▶ **Short problem**
Report every line in the listing that contains the string "Notes".

begin Items

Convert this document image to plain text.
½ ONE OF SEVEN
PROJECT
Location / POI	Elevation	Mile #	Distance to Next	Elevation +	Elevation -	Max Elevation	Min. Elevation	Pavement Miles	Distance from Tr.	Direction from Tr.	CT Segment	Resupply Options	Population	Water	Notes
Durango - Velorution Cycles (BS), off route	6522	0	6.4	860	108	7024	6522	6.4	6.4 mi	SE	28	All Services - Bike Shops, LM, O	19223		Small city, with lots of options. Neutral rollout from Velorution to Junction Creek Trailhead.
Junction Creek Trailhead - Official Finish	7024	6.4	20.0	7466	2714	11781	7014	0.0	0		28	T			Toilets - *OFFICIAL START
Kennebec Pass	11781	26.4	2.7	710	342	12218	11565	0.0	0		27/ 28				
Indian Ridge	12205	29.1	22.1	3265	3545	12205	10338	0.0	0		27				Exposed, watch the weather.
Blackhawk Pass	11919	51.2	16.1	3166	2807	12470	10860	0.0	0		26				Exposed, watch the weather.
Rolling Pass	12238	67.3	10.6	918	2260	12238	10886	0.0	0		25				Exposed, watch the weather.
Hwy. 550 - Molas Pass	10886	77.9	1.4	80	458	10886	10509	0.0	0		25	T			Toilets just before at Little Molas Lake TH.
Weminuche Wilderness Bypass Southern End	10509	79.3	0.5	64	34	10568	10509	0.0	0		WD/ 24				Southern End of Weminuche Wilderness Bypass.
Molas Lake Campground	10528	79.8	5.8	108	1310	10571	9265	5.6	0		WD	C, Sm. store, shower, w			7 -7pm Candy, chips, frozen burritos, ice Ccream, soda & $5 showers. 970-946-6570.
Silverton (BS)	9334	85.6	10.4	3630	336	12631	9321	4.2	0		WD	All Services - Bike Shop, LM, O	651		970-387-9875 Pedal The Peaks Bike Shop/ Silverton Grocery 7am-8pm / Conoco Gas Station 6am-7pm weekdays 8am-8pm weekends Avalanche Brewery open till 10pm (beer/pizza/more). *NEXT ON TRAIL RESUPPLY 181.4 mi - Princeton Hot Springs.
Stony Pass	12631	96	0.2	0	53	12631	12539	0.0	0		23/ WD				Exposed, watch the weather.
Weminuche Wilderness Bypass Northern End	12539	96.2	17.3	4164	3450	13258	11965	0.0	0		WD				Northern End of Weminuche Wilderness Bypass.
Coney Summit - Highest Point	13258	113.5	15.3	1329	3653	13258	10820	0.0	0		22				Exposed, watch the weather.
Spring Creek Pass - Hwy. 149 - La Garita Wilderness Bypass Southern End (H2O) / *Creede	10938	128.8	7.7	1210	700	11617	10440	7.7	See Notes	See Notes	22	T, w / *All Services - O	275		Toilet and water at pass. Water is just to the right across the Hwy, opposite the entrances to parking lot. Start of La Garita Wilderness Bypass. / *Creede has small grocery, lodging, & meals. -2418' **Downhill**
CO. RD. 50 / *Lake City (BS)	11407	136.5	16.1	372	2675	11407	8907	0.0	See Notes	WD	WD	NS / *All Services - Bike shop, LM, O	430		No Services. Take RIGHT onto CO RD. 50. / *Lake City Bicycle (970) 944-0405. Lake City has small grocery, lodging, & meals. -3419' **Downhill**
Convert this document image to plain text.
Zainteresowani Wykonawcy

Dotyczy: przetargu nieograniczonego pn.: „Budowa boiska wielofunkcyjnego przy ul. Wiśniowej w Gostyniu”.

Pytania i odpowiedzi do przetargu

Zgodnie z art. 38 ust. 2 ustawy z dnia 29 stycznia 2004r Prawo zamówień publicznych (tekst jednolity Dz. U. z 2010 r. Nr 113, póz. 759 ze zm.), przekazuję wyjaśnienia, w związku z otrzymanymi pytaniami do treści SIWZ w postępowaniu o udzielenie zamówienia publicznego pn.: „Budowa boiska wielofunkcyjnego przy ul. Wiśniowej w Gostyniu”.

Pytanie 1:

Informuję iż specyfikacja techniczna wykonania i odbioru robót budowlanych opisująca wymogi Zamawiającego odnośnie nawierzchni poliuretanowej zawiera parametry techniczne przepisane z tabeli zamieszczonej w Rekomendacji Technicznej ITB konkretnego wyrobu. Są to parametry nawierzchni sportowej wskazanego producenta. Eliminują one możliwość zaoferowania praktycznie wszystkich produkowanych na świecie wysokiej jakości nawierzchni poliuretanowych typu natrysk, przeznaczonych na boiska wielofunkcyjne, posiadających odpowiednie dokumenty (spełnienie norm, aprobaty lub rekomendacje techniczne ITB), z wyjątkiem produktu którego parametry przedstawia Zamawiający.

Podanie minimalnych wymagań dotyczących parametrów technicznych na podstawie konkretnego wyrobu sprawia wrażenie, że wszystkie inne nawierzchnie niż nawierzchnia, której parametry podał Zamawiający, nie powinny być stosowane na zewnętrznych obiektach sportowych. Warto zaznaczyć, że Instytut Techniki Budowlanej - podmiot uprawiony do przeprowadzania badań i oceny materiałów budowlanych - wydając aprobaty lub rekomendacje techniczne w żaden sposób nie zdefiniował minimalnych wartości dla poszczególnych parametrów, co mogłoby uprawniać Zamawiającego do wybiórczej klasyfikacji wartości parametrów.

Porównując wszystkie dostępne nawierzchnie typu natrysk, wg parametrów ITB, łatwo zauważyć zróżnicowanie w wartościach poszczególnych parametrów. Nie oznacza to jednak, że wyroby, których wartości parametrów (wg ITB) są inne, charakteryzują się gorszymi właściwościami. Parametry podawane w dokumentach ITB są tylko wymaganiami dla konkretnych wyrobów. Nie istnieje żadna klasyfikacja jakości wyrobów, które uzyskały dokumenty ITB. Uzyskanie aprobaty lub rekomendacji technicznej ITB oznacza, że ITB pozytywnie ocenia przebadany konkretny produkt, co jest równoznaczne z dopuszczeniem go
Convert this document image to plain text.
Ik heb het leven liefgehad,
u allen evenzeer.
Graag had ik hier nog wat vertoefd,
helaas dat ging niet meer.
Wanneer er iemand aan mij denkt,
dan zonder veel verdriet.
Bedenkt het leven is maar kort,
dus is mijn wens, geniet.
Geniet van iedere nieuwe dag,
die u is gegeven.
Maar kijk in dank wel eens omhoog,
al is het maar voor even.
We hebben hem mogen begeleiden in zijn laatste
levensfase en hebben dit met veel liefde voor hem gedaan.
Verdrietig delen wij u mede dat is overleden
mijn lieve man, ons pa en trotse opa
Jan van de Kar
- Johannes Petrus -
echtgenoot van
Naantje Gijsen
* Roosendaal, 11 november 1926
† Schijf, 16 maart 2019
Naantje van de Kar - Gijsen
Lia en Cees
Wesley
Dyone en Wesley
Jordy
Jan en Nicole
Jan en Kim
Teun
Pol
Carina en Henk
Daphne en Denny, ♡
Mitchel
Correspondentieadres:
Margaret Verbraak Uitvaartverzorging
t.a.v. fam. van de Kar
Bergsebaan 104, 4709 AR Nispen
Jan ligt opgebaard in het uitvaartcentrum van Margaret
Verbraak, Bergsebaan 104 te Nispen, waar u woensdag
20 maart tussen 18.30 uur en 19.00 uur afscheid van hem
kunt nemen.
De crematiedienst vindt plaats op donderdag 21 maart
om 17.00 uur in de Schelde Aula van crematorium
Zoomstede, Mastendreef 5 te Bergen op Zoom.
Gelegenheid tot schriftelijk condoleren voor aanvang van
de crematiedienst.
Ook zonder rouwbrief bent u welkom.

end Items

▶ **Solution to the exercise**
Location / POI	Elevation	Mile #	Distance to Next	Elevation +	Elevation -	Max Elevation	Min. Elevation	Pavement Miles	Distance from Tr.	Direction from Tr.	CT Segment	Resupply Options	Population	Water	Notes
Spring Creek Pass - Hwy. 149 - La Garita Wilderness Bypass Southern End (H2O) / *Creede	10938	128.8	7.7	1210	700	11617	10440	7.7	See Notes	See Notes	22	T, w / *All Services - O	275		Toilet and water at pass. Water is just to the right across the Hwy, opposite the entrances to parking lot. Start of La Garita Wilderness Bypass. / *Creede has small grocery, lodging, & meals. -2418' **Downhill**
CO. RD. 50 / *Lake City (BS)	11407	136.5	16.1	372	2675	11407	8907	0.0	See Notes	WD	WD	NS / *All Services - Bike shop, LM, O	430		No Services. Take RIGHT onto CO RD. 50. / *Lake City Bicycle (970) 944-0405. Lake City has small grocery, lodging, & meals. -3419' **Downhill**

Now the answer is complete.